═══ Supplied records ═══

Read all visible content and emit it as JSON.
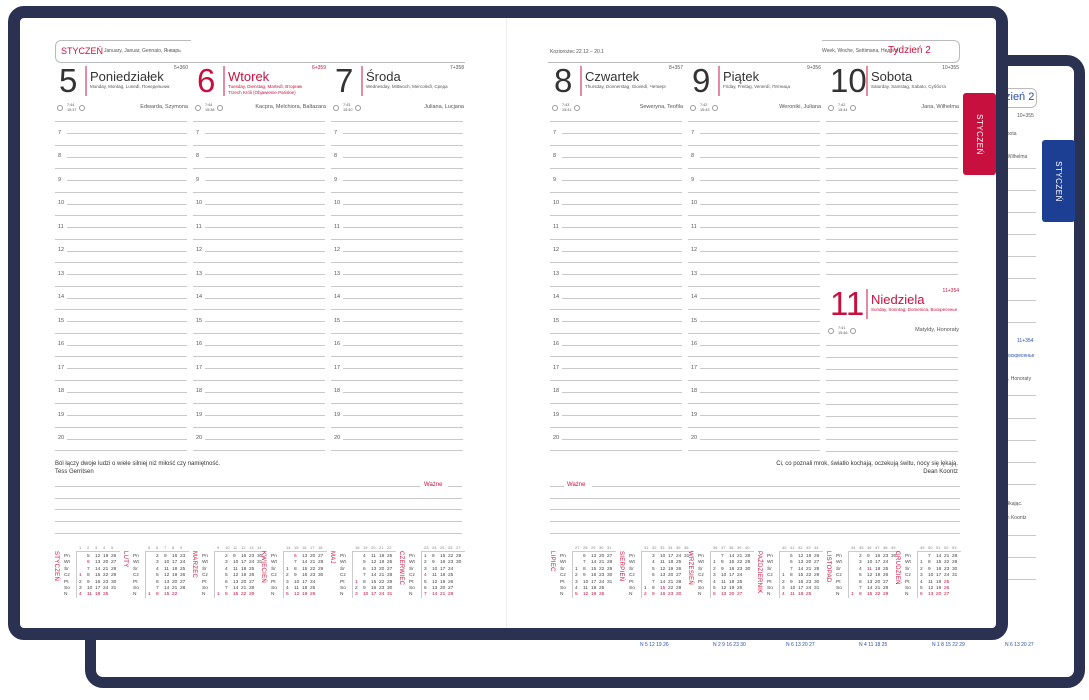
{
  "colors": {
    "frame": "#2b3150",
    "accent_red": "#c8103e",
    "accent_blue": "#1c3f94",
    "rule": "#c9c9c9"
  },
  "tabs": {
    "front_month": "STYCZEŃ",
    "back_month": "STYCZEŃ"
  },
  "weekday_abbr": [
    "Pn",
    "Wt",
    "Śr",
    "Cz",
    "Pt",
    "So",
    "N"
  ],
  "hours": [
    "7",
    "8",
    "9",
    "10",
    "11",
    "12",
    "13",
    "14",
    "15",
    "16",
    "17",
    "18",
    "19",
    "20"
  ],
  "left_page": {
    "month_label": "STYCZEŃ",
    "month_translations": "January, Januar, Gennaio, Январь",
    "days": [
      {
        "number": "5",
        "name": "Poniedziałek",
        "translations": "Monday, Montag, Lunedì, Понедельник",
        "extra": "",
        "count": "5+360",
        "sunrise": "7:44",
        "sunset": "15:37",
        "namedays": "Edwarda, Szymona",
        "accent": false
      },
      {
        "number": "6",
        "name": "Wtorek",
        "translations": "Tuesday, Dienstag, Martedì, Вторник",
        "extra": "Trzech Króli (Objawienie Pańskie)",
        "count": "6+359",
        "sunrise": "7:44",
        "sunset": "15:38",
        "namedays": "Kacpra, Melchiora, Baltazara",
        "accent": true
      },
      {
        "number": "7",
        "name": "Środa",
        "translations": "Wednesday, Mittwoch, Mercoledì, Среда",
        "extra": "",
        "count": "7+358",
        "sunrise": "7:43",
        "sunset": "15:40",
        "namedays": "Juliana, Lucjana",
        "accent": false
      }
    ],
    "quote": "Ból łączy dwoje ludzi o wiele silniej niż miłość czy namiętność.",
    "quote_author": "Tess Gerritsen",
    "notes_label": "Ważne",
    "mini_calendars": [
      {
        "name": "STYCZEŃ",
        "weeks": [
          "1",
          "2",
          "3",
          "4",
          "5"
        ],
        "holidays": [
          "1",
          "6"
        ],
        "rows": [
          [
            "",
            "5",
            "12",
            "19",
            "26"
          ],
          [
            "",
            "6",
            "13",
            "20",
            "27"
          ],
          [
            "",
            "7",
            "14",
            "21",
            "28"
          ],
          [
            "1",
            "8",
            "15",
            "22",
            "29"
          ],
          [
            "2",
            "9",
            "16",
            "23",
            "30"
          ],
          [
            "3",
            "10",
            "17",
            "24",
            "31"
          ],
          [
            "4",
            "11",
            "18",
            "25",
            ""
          ]
        ]
      },
      {
        "name": "LUTY",
        "weeks": [
          "5",
          "6",
          "7",
          "8",
          "9"
        ],
        "holidays": [],
        "rows": [
          [
            "",
            "2",
            "9",
            "16",
            "23"
          ],
          [
            "",
            "3",
            "10",
            "17",
            "24"
          ],
          [
            "",
            "4",
            "11",
            "18",
            "25"
          ],
          [
            "",
            "5",
            "12",
            "19",
            "26"
          ],
          [
            "",
            "6",
            "13",
            "20",
            "27"
          ],
          [
            "",
            "7",
            "14",
            "21",
            "28"
          ],
          [
            "1",
            "8",
            "15",
            "22",
            ""
          ]
        ]
      },
      {
        "name": "MARZEC",
        "weeks": [
          "9",
          "10",
          "11",
          "12",
          "13",
          "14"
        ],
        "holidays": [],
        "rows": [
          [
            "",
            "2",
            "9",
            "16",
            "23",
            "30"
          ],
          [
            "",
            "3",
            "10",
            "17",
            "24",
            "31"
          ],
          [
            "",
            "4",
            "11",
            "18",
            "25",
            ""
          ],
          [
            "",
            "5",
            "12",
            "19",
            "26",
            ""
          ],
          [
            "",
            "6",
            "13",
            "20",
            "27",
            ""
          ],
          [
            "",
            "7",
            "14",
            "21",
            "28",
            ""
          ],
          [
            "1",
            "8",
            "15",
            "22",
            "29",
            ""
          ]
        ]
      },
      {
        "name": "KWIECIEŃ",
        "weeks": [
          "14",
          "15",
          "16",
          "17",
          "18"
        ],
        "holidays": [
          "5",
          "6"
        ],
        "rows": [
          [
            "",
            "6",
            "13",
            "20",
            "27"
          ],
          [
            "",
            "7",
            "14",
            "21",
            "28"
          ],
          [
            "1",
            "8",
            "15",
            "22",
            "29"
          ],
          [
            "2",
            "9",
            "16",
            "23",
            "30"
          ],
          [
            "3",
            "10",
            "17",
            "24",
            ""
          ],
          [
            "4",
            "11",
            "18",
            "25",
            ""
          ],
          [
            "5",
            "12",
            "19",
            "26",
            ""
          ]
        ]
      },
      {
        "name": "MAJ",
        "weeks": [
          "18",
          "19",
          "20",
          "21",
          "22"
        ],
        "holidays": [
          "1",
          "3",
          "24"
        ],
        "rows": [
          [
            "",
            "4",
            "11",
            "18",
            "25"
          ],
          [
            "",
            "5",
            "12",
            "19",
            "26"
          ],
          [
            "",
            "6",
            "13",
            "20",
            "27"
          ],
          [
            "",
            "7",
            "14",
            "21",
            "28"
          ],
          [
            "1",
            "8",
            "15",
            "22",
            "29"
          ],
          [
            "2",
            "9",
            "16",
            "23",
            "30"
          ],
          [
            "3",
            "10",
            "17",
            "24",
            "31"
          ]
        ]
      },
      {
        "name": "CZERWIEC",
        "weeks": [
          "23",
          "24",
          "25",
          "26",
          "27"
        ],
        "holidays": [
          "4"
        ],
        "rows": [
          [
            "1",
            "8",
            "15",
            "22",
            "29"
          ],
          [
            "2",
            "9",
            "16",
            "23",
            "30"
          ],
          [
            "3",
            "10",
            "17",
            "24",
            ""
          ],
          [
            "4",
            "11",
            "18",
            "25",
            ""
          ],
          [
            "5",
            "12",
            "19",
            "26",
            ""
          ],
          [
            "6",
            "13",
            "20",
            "27",
            ""
          ],
          [
            "7",
            "14",
            "21",
            "28",
            ""
          ]
        ]
      }
    ]
  },
  "right_page": {
    "zodiac": "Koziorożec 22.12 – 20.1",
    "week_translations": "Week, Woche, Settimana, Неделя",
    "week_label": "Tydzień 2",
    "days": [
      {
        "number": "8",
        "name": "Czwartek",
        "translations": "Thursday, Donnerstag, Giovedì, Четверг",
        "count": "8+357",
        "sunrise": "7:43",
        "sunset": "15:41",
        "namedays": "Seweryna, Teofila",
        "accent": false
      },
      {
        "number": "9",
        "name": "Piątek",
        "translations": "Friday, Freitag, Venerdì, Пятница",
        "count": "9+356",
        "sunrise": "7:42",
        "sunset": "15:43",
        "namedays": "Weroniki, Juliana",
        "accent": false
      },
      {
        "number": "10",
        "name": "Sobota",
        "translations": "Saturday, Samstag, Sabato, Суббота",
        "count": "10+355",
        "sunrise": "7:42",
        "sunset": "15:44",
        "namedays": "Jana, Wilhelma",
        "accent": false
      }
    ],
    "sunday": {
      "number": "11",
      "name": "Niedziela",
      "translations": "Sunday, Sonntag, Domenica, Воскресенье",
      "count": "11+354",
      "sunrise": "7:41",
      "sunset": "15:46",
      "namedays": "Matyldy, Honoraty",
      "accent": true
    },
    "quote": "Ci, co poznali mrok, światło kochają, oczekują świtu, nocy się lękają.",
    "quote_author": "Dean Koontz",
    "notes_label": "Ważne",
    "mini_calendars": [
      {
        "name": "LIPIEC",
        "weeks": [
          "27",
          "28",
          "29",
          "30",
          "31"
        ],
        "holidays": [],
        "rows": [
          [
            "",
            "6",
            "13",
            "20",
            "27"
          ],
          [
            "",
            "7",
            "14",
            "21",
            "28"
          ],
          [
            "1",
            "8",
            "15",
            "22",
            "29"
          ],
          [
            "2",
            "9",
            "16",
            "23",
            "30"
          ],
          [
            "3",
            "10",
            "17",
            "24",
            "31"
          ],
          [
            "4",
            "11",
            "18",
            "25",
            ""
          ],
          [
            "5",
            "12",
            "19",
            "26",
            ""
          ]
        ]
      },
      {
        "name": "SIERPIEŃ",
        "weeks": [
          "31",
          "32",
          "33",
          "34",
          "35",
          "36"
        ],
        "holidays": [
          "15"
        ],
        "rows": [
          [
            "",
            "3",
            "10",
            "17",
            "24",
            "31"
          ],
          [
            "",
            "4",
            "11",
            "18",
            "25",
            ""
          ],
          [
            "",
            "5",
            "12",
            "19",
            "26",
            ""
          ],
          [
            "",
            "6",
            "13",
            "20",
            "27",
            ""
          ],
          [
            "",
            "7",
            "14",
            "21",
            "28",
            ""
          ],
          [
            "1",
            "8",
            "15",
            "22",
            "29",
            ""
          ],
          [
            "2",
            "9",
            "16",
            "23",
            "30",
            ""
          ]
        ]
      },
      {
        "name": "WRZESIEŃ",
        "weeks": [
          "36",
          "37",
          "38",
          "39",
          "40"
        ],
        "holidays": [],
        "rows": [
          [
            "",
            "7",
            "14",
            "21",
            "28"
          ],
          [
            "1",
            "8",
            "15",
            "22",
            "29"
          ],
          [
            "2",
            "9",
            "16",
            "23",
            "30"
          ],
          [
            "3",
            "10",
            "17",
            "24",
            ""
          ],
          [
            "4",
            "11",
            "18",
            "25",
            ""
          ],
          [
            "5",
            "12",
            "19",
            "26",
            ""
          ],
          [
            "6",
            "13",
            "20",
            "27",
            ""
          ]
        ]
      },
      {
        "name": "PAŹDZIERNIK",
        "weeks": [
          "40",
          "41",
          "42",
          "43",
          "44"
        ],
        "holidays": [],
        "rows": [
          [
            "",
            "5",
            "12",
            "19",
            "26"
          ],
          [
            "",
            "6",
            "13",
            "20",
            "27"
          ],
          [
            "",
            "7",
            "14",
            "21",
            "28"
          ],
          [
            "1",
            "8",
            "15",
            "22",
            "29"
          ],
          [
            "2",
            "9",
            "16",
            "23",
            "30"
          ],
          [
            "3",
            "10",
            "17",
            "24",
            "31"
          ],
          [
            "4",
            "11",
            "18",
            "25",
            ""
          ]
        ]
      },
      {
        "name": "LISTOPAD",
        "weeks": [
          "44",
          "45",
          "46",
          "47",
          "48",
          "49"
        ],
        "holidays": [
          "1",
          "11"
        ],
        "rows": [
          [
            "",
            "2",
            "9",
            "16",
            "23",
            "30"
          ],
          [
            "",
            "3",
            "10",
            "17",
            "24",
            ""
          ],
          [
            "",
            "4",
            "11",
            "18",
            "25",
            ""
          ],
          [
            "",
            "5",
            "12",
            "19",
            "26",
            ""
          ],
          [
            "",
            "6",
            "13",
            "20",
            "27",
            ""
          ],
          [
            "",
            "7",
            "14",
            "21",
            "28",
            ""
          ],
          [
            "1",
            "8",
            "15",
            "22",
            "29",
            ""
          ]
        ]
      },
      {
        "name": "GRUDZIEŃ",
        "weeks": [
          "49",
          "50",
          "51",
          "52",
          "53"
        ],
        "holidays": [
          "25",
          "26"
        ],
        "rows": [
          [
            "",
            "7",
            "14",
            "21",
            "28"
          ],
          [
            "1",
            "8",
            "15",
            "22",
            "29"
          ],
          [
            "2",
            "9",
            "16",
            "23",
            "30"
          ],
          [
            "3",
            "10",
            "17",
            "24",
            "31"
          ],
          [
            "4",
            "11",
            "18",
            "25",
            ""
          ],
          [
            "5",
            "12",
            "19",
            "26",
            ""
          ],
          [
            "6",
            "13",
            "20",
            "27",
            ""
          ]
        ]
      }
    ]
  },
  "back_planner": {
    "week_label_fragment": "zień 2",
    "count_sat": "10+355",
    "sat_fragment": "obota",
    "namedays_sat_fragment": ", Wilhelma",
    "count_sun": "11+354",
    "sun_fragment": "oскресенье",
    "namedays_sun_fragment": ", Honoraty",
    "quote_fragment": "o łkając.",
    "author_fragment": "an Koontz",
    "bottom_rows": [
      "N  5 12 19 26",
      "N  2 9 16 23 30",
      "N  6 13 20 27",
      "N  4 11 18 25",
      "N  1 8 15 22 29",
      "N  6 13 20 27"
    ]
  }
}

═══

Task:
Copy out all lines where the word "number" appears.

Response for this exercise:
        "number": "5",
        "number": "6",
        "number": "7",
        "number": "8",
        "number": "9",
        "number": "10",
      "number": "11",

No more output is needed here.